**Exercise**
Transcribe all of the records word for word, but omit the pictures.

Part of a data file

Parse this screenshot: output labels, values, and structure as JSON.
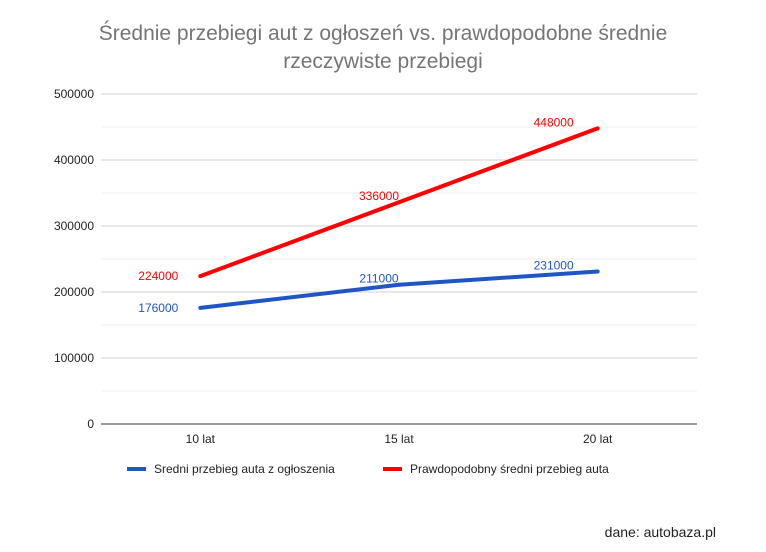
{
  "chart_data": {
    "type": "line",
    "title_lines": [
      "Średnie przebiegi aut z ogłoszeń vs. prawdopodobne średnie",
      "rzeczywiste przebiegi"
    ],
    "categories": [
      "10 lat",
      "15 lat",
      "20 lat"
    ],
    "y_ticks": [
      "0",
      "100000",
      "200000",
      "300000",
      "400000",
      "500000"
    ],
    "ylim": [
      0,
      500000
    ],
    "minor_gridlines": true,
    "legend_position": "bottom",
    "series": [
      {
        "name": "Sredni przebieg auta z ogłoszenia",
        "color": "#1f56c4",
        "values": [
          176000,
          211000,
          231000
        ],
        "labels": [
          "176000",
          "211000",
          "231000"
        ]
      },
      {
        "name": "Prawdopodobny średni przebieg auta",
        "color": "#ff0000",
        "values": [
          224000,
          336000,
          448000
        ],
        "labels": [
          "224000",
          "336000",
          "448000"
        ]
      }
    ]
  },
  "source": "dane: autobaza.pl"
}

**Complete output**
Parse this screenshot: output labels, values, and structure as JSON.
{
  "chart_data": {
    "type": "line",
    "title_lines": [
      "Średnie przebiegi aut z ogłoszeń vs. prawdopodobne średnie",
      "rzeczywiste przebiegi"
    ],
    "categories": [
      "10 lat",
      "15 lat",
      "20 lat"
    ],
    "y_ticks": [
      "0",
      "100000",
      "200000",
      "300000",
      "400000",
      "500000"
    ],
    "ylim": [
      0,
      500000
    ],
    "minor_gridlines": true,
    "legend_position": "bottom",
    "series": [
      {
        "name": "Sredni przebieg auta z ogłoszenia",
        "color": "#1f56c4",
        "values": [
          176000,
          211000,
          231000
        ],
        "labels": [
          "176000",
          "211000",
          "231000"
        ]
      },
      {
        "name": "Prawdopodobny średni przebieg auta",
        "color": "#ff0000",
        "values": [
          224000,
          336000,
          448000
        ],
        "labels": [
          "224000",
          "336000",
          "448000"
        ]
      }
    ]
  },
  "source": "dane: autobaza.pl"
}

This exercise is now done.